Data entries for graphics:
---------------

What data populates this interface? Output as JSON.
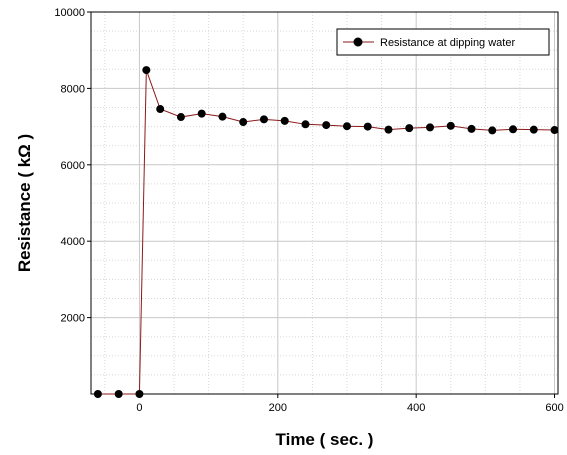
{
  "chart_data": {
    "type": "line",
    "xlabel": "Time ( sec. )",
    "ylabel": "Resistance ( kΩ )",
    "xlim": [
      -70,
      605
    ],
    "ylim": [
      0,
      10000
    ],
    "x_ticks": [
      0,
      200,
      400,
      600
    ],
    "y_ticks": [
      2000,
      4000,
      6000,
      8000,
      10000
    ],
    "x_tick_labels": [
      "0",
      "200",
      "400",
      "600"
    ],
    "y_tick_labels": [
      "2000",
      "4000",
      "6000",
      "8000",
      "10000"
    ],
    "grid": true,
    "legend_position": "top-right",
    "series": [
      {
        "name": "Resistance at dipping water",
        "color": "#8b1a1a",
        "marker_color": "#000000",
        "x": [
          -60,
          -30,
          0,
          10,
          30,
          60,
          90,
          120,
          150,
          180,
          210,
          240,
          270,
          300,
          330,
          360,
          390,
          420,
          450,
          480,
          510,
          540,
          570,
          600
        ],
        "y": [
          0,
          0,
          0,
          8480,
          7460,
          7250,
          7340,
          7260,
          7120,
          7190,
          7150,
          7060,
          7040,
          7010,
          7000,
          6920,
          6960,
          6980,
          7020,
          6940,
          6900,
          6930,
          6920,
          6910
        ]
      }
    ]
  }
}
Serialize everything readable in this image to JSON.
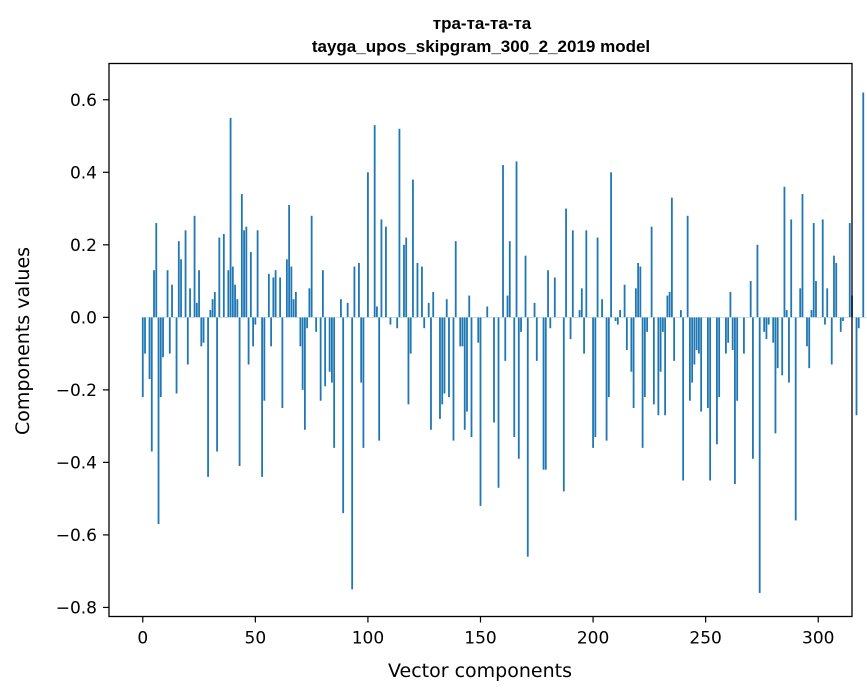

---------------

In the material above, tally every line with the string "Resistance" in it, then give that number alone.

PROBLEM SOLUTION: 2